Stored entries:
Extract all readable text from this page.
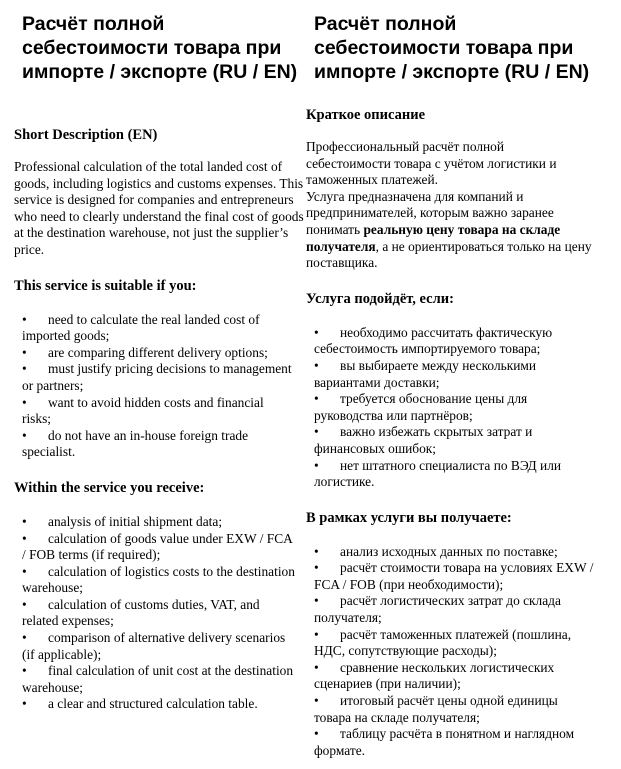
Расчёт полной себестоимости товара при импорте / экспорте (RU / EN)

Short Description (EN)

Professional calculation of the total landed cost of goods, including logistics and customs expenses. This service is designed for companies and entrepreneurs who need to clearly understand the final cost of goods at the destination warehouse, not just the supplier’s price.

This service is suitable if you:

• need to calculate the real landed cost of imported goods;
• are comparing different delivery options;
• must justify pricing decisions to management or partners;
• want to avoid hidden costs and financial risks;
• do not have an in-house foreign trade specialist.

Within the service you receive:

• analysis of initial shipment data;
• calculation of goods value under EXW / FCA / FOB terms (if required);
• calculation of logistics costs to the destination warehouse;
• calculation of customs duties, VAT, and related expenses;
• comparison of alternative delivery scenarios (if applicable);
• final calculation of unit cost at the destination warehouse;
• a clear and structured calculation table.
Расчёт полной себестоимости товара при импорте / экспорте (RU / EN)

Краткое описание

Профессиональный расчёт полной себестоимости товара с учётом логистики и таможенных платежей.

Услуга предназначена для компаний и предпринимателей, которым важно заранее понимать реальную цену товара на складе получателя, а не ориентироваться только на цену поставщика.

Услуга подойдёт, если:

• необходимо рассчитать фактическую себестоимость импортируемого товара;
• вы выбираете между несколькими вариантами доставки;
• требуется обоснование цены для руководства или партнёров;
• важно избежать скрытых затрат и финансовых ошибок;
• нет штатного специалиста по ВЭД или логистике.

В рамках услуги вы получаете:

• анализ исходных данных по поставке;
• расчёт стоимости товара на условиях EXW / FCA / FOB (при необходимости);
• расчёт логистических затрат до склада получателя;
• расчёт таможенных платежей (пошлина, НДС, сопутствующие расходы);
• сравнение нескольких логистических сценариев (при наличии);
• итоговый расчёт цены одной единицы товара на складе получателя;
• таблицу расчёта в понятном и наглядном формате.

PROMPT >> Report back each line of the entries that holds the string "складе".

EXERCISE RESPONSE >>
Услуга предназначена для компаний и предпринимателей, которым важно заранее понимать реальную цену товара на складе получателя, а не ориентироваться только на цену поставщика.
• итоговый расчёт цены одной единицы товара на складе получателя;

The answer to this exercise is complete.